■ DATASET ■
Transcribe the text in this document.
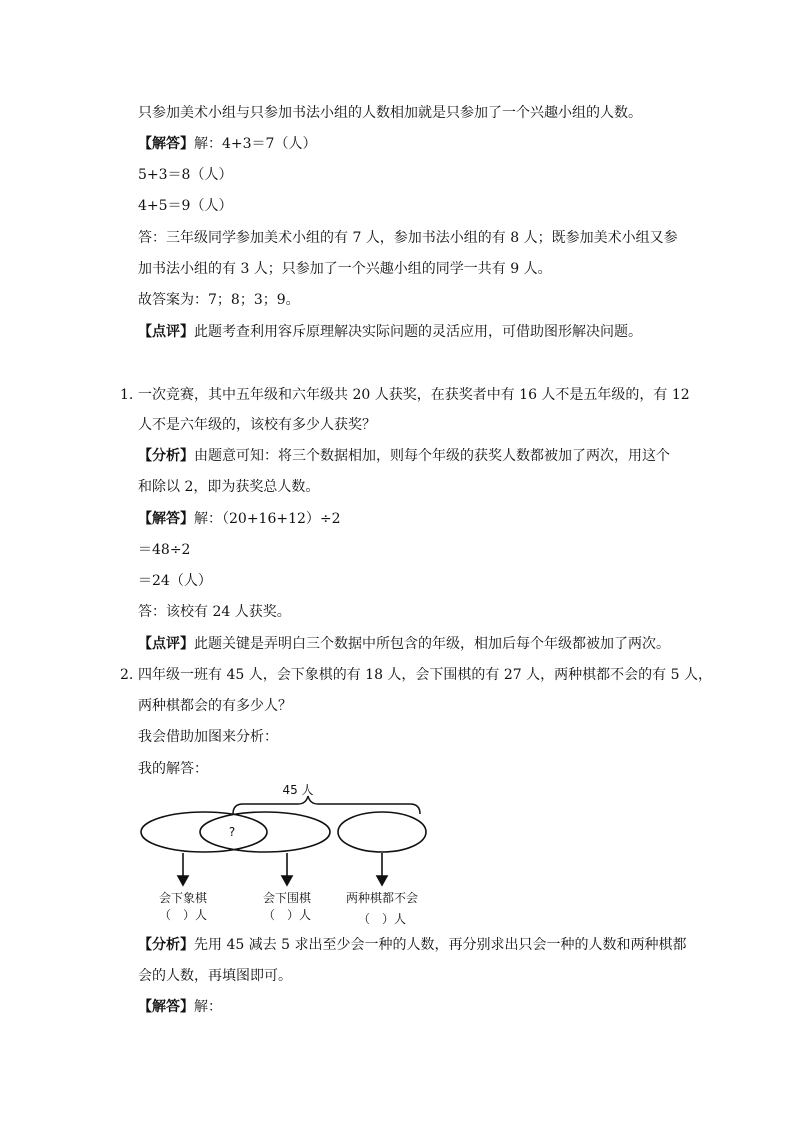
只参加美术小组与只参加书法小组的人数相加就是只参加了一个兴趣小组的人数。
【解答】解：4+3＝7（人）
5+3＝8（人）
4+5＝9（人）
答：三年级同学参加美术小组的有 7 人，参加书法小组的有 8 人；既参加美术小组又参
加书法小组的有 3 人；只参加了一个兴趣小组的同学一共有 9 人。
故答案为：7；8；3；9。
【点评】此题考查利用容斥原理解决实际问题的灵活应用，可借助图形解决问题。
1. 一次竞赛，其中五年级和六年级共 20 人获奖，在获奖者中有 16 人不是五年级的，有 12
人不是六年级的，该校有多少人获奖？
【分析】由题意可知：将三个数据相加，则每个年级的获奖人数都被加了两次，用这个
和除以 2，即为获奖总人数。
【解答】解：（20+16+12）÷2
＝48÷2
＝24（人）
答：该校有 24 人获奖。
【点评】此题关键是弄明白三个数据中所包含的年级，相加后每个年级都被加了两次。
2. 四年级一班有 45 人，会下象棋的有 18 人，会下围棋的有 27 人，两种棋都不会的有 5 人，
两种棋都会的有多少人？
我会借助加图来分析：
我的解答：
45 人
?
会下象棋	会下围棋	两种棋都不会
（　）人	（　）人	（　）人
【分析】先用 45 减去 5 求出至少会一种的人数，再分别求出只会一种的人数和两种棋都
会的人数，再填图即可。
【解答】解：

■ WHAT YOU HAVE TO DO ■
Transcribe the material exactly, leaving every picture out.

■ PROBLEM SOLUTION ■
Transcribe the text in this document.
只参加美术小组与只参加书法小组的人数相加就是只参加了一个兴趣小组的人数。
【解答】解：4+3＝7（人）
5+3＝8（人）
4+5＝9（人）
答：三年级同学参加美术小组的有 7 人，参加书法小组的有 8 人；既参加美术小组又参
加书法小组的有 3 人；只参加了一个兴趣小组的同学一共有 9 人。
故答案为：7；8；3；9。
【点评】此题考查利用容斥原理解决实际问题的灵活应用，可借助图形解决问题。
1. 一次竞赛，其中五年级和六年级共 20 人获奖，在获奖者中有 16 人不是五年级的，有 12
人不是六年级的，该校有多少人获奖？
【分析】由题意可知：将三个数据相加，则每个年级的获奖人数都被加了两次，用这个
和除以 2，即为获奖总人数。
【解答】解：（20+16+12）÷2
＝48÷2
＝24（人）
答：该校有 24 人获奖。
【点评】此题关键是弄明白三个数据中所包含的年级，相加后每个年级都被加了两次。
2. 四年级一班有 45 人，会下象棋的有 18 人，会下围棋的有 27 人，两种棋都不会的有 5 人，
两种棋都会的有多少人？
我会借助加图来分析：
我的解答：
45 人
?
会下象棋	会下围棋	两种棋都不会
（　）人	（　）人	（　）人
【分析】先用 45 减去 5 求出至少会一种的人数，再分别求出只会一种的人数和两种棋都
会的人数，再填图即可。
【解答】解：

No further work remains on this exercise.